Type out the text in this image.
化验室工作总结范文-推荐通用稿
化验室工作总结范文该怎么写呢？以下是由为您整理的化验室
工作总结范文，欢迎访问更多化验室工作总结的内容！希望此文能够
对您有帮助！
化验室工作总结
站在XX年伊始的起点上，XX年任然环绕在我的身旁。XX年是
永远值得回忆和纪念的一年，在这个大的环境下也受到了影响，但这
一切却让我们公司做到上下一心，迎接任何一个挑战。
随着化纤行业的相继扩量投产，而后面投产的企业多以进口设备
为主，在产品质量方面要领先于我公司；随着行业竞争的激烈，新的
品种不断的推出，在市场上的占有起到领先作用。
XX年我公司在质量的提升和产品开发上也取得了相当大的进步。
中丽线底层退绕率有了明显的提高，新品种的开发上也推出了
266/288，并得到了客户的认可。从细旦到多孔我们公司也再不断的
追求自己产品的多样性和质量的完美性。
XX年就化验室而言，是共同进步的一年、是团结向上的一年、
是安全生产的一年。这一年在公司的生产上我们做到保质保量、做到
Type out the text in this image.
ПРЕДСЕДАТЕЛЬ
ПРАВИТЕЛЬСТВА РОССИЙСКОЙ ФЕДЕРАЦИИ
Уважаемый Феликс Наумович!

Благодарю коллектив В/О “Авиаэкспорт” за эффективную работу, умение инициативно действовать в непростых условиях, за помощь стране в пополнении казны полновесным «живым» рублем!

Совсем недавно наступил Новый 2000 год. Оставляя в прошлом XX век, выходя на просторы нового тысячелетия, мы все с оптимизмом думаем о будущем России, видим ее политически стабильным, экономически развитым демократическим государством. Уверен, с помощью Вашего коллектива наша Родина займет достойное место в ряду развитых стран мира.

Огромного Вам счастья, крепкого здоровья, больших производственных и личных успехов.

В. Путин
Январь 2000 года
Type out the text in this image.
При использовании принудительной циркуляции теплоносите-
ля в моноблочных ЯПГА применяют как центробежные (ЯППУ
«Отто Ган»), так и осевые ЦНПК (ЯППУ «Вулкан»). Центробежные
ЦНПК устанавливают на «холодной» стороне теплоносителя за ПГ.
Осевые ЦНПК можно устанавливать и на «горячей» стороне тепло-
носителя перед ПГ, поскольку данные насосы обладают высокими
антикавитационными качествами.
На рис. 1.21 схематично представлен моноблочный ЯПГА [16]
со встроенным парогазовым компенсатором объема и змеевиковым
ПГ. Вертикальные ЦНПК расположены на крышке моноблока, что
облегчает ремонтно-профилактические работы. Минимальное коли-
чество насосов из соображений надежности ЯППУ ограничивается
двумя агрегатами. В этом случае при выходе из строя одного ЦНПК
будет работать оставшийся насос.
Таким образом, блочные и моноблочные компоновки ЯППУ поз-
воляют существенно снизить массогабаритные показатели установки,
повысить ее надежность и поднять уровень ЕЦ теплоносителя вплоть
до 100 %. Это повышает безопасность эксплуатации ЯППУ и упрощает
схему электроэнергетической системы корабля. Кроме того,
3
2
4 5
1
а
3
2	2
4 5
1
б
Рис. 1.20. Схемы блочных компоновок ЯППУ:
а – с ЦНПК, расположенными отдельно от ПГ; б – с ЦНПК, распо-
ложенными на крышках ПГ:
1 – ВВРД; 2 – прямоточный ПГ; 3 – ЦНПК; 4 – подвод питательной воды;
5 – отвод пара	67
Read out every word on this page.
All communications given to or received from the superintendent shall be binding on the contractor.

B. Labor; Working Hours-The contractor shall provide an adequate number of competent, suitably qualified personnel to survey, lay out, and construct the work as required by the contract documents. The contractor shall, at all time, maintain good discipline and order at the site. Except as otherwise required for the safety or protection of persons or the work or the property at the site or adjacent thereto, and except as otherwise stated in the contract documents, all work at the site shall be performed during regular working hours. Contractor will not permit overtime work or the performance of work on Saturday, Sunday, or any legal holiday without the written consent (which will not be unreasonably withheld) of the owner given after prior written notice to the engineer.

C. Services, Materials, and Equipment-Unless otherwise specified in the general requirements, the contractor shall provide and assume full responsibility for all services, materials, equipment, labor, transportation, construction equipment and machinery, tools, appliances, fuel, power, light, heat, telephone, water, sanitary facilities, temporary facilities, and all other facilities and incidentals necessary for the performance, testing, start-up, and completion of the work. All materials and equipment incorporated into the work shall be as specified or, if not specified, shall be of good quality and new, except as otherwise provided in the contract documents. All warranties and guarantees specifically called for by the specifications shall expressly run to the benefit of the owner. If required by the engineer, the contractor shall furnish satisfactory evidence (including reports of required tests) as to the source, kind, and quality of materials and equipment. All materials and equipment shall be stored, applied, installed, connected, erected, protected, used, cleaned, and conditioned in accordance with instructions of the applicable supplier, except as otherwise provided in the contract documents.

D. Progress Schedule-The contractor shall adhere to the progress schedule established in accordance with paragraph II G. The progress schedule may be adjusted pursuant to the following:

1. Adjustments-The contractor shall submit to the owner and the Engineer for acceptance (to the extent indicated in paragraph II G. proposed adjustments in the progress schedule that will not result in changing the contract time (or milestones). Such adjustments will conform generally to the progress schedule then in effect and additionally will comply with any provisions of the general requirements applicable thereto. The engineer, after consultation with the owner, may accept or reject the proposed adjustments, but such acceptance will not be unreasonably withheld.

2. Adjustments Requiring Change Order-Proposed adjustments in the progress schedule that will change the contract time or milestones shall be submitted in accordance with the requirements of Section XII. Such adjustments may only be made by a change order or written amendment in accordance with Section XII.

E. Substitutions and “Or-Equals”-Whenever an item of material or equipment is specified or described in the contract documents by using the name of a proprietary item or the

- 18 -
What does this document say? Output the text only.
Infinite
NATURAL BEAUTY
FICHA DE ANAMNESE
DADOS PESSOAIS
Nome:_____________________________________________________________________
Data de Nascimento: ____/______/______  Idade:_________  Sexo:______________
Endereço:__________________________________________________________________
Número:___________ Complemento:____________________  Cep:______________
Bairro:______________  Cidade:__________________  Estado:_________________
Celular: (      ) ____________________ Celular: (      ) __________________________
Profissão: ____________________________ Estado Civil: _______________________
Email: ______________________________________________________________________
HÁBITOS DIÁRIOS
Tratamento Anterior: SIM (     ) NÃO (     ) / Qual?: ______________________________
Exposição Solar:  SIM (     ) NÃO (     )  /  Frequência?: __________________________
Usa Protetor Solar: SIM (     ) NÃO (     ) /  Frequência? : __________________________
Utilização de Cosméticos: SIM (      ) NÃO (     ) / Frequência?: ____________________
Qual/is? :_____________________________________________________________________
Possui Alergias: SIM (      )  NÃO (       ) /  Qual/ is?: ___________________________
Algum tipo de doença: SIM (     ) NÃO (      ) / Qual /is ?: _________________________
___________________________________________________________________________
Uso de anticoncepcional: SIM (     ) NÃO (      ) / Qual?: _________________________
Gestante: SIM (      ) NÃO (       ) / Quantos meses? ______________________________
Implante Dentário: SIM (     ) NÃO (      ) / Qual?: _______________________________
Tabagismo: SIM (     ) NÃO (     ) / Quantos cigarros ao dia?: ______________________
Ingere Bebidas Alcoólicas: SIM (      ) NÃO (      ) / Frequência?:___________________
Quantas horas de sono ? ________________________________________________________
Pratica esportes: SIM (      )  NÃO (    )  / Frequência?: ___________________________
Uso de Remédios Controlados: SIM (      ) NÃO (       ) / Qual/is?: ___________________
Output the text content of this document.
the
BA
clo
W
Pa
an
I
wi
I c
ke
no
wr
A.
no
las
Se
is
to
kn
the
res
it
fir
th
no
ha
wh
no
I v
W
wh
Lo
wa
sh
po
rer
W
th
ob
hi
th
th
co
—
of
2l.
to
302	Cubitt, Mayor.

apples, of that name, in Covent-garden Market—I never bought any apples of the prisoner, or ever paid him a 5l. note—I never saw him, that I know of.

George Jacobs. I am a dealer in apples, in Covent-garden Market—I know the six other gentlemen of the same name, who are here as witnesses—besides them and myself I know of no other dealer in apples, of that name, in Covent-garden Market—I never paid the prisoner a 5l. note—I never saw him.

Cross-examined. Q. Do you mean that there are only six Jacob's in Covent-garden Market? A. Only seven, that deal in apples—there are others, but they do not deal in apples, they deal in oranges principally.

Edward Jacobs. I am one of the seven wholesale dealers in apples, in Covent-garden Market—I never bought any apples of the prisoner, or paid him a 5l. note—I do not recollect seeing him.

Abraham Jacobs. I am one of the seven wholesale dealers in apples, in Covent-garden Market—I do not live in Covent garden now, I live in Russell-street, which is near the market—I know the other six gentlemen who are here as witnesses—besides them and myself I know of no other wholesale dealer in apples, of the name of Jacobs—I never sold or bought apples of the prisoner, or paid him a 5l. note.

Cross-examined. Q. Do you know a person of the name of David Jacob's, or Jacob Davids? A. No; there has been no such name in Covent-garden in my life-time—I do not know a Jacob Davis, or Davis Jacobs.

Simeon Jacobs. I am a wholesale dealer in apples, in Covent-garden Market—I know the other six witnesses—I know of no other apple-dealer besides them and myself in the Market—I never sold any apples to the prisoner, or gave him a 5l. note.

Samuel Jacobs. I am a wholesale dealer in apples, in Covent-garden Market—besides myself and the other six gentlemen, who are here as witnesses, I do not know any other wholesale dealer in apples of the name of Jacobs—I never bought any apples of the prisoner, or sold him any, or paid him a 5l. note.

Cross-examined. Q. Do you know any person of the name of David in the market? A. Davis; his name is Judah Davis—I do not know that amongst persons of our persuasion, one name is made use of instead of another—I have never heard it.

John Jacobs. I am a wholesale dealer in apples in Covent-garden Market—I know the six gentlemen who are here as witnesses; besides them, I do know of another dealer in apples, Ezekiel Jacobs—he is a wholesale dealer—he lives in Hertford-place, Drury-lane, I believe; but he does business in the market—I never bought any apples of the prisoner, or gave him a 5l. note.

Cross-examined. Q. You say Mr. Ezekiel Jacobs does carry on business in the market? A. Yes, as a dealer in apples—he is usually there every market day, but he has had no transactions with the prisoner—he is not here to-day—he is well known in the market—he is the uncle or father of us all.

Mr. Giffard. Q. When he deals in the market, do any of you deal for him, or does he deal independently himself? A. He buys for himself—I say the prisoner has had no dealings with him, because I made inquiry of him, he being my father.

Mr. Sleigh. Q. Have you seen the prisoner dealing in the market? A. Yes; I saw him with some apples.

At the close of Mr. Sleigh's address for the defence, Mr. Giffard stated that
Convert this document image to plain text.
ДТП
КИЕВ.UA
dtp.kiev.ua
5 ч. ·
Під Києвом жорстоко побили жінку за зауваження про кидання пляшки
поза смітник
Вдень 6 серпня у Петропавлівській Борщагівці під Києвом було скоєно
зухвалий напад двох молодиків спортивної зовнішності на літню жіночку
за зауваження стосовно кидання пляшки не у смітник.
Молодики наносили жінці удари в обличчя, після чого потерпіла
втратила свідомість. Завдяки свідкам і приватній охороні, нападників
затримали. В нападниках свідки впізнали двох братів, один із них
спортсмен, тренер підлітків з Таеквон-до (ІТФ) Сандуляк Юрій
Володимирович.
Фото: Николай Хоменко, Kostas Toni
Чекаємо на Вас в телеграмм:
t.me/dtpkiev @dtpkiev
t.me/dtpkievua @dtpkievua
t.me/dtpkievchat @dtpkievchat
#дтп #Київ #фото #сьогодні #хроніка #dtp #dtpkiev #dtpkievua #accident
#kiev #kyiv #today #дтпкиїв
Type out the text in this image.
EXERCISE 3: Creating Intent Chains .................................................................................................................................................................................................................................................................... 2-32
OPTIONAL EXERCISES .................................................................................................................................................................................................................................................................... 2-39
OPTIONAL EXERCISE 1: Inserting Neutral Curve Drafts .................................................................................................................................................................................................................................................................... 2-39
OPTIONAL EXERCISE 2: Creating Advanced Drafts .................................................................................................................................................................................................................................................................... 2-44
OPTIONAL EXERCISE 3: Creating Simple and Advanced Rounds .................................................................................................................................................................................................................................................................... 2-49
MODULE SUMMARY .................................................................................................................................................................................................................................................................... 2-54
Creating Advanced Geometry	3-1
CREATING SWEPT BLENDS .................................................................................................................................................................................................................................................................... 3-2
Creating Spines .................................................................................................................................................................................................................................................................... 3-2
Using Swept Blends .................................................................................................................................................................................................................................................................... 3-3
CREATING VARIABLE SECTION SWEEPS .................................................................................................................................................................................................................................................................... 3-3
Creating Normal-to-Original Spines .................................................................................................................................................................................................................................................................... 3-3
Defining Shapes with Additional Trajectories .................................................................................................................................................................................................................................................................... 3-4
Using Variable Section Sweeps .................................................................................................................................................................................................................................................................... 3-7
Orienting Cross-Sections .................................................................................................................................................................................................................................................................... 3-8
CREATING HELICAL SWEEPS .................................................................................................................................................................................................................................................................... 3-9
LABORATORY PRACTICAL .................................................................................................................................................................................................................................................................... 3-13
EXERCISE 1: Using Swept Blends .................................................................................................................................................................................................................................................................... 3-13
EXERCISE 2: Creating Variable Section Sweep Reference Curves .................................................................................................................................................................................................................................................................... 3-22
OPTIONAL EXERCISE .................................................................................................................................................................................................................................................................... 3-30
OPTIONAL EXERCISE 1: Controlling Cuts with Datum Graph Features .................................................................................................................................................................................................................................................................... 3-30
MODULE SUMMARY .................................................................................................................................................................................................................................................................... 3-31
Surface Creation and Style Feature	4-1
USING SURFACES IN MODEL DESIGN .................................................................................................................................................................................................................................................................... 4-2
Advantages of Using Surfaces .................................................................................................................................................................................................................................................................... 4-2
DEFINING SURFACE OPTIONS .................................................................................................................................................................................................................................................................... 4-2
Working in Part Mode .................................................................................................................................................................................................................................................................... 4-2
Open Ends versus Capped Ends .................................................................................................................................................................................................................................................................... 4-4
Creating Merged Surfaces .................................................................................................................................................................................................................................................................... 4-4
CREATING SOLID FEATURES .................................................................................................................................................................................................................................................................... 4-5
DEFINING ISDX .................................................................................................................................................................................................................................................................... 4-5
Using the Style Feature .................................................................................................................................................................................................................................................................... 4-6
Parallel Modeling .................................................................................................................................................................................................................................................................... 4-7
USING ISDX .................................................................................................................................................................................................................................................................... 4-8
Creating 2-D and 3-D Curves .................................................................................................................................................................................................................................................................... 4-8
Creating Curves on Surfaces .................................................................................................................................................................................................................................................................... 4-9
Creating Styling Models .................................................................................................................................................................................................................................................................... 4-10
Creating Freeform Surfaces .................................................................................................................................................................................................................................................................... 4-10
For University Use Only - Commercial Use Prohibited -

▶ GOAL OF THE EXERCISE
Each line holding "Spines" must be found and copied.

▶ THE ANSWER
Creating Spines .................................................................................................................................................................................................................................................................... 3-2
Creating Normal-to-Original Spines .................................................................................................................................................................................................................................................................... 3-3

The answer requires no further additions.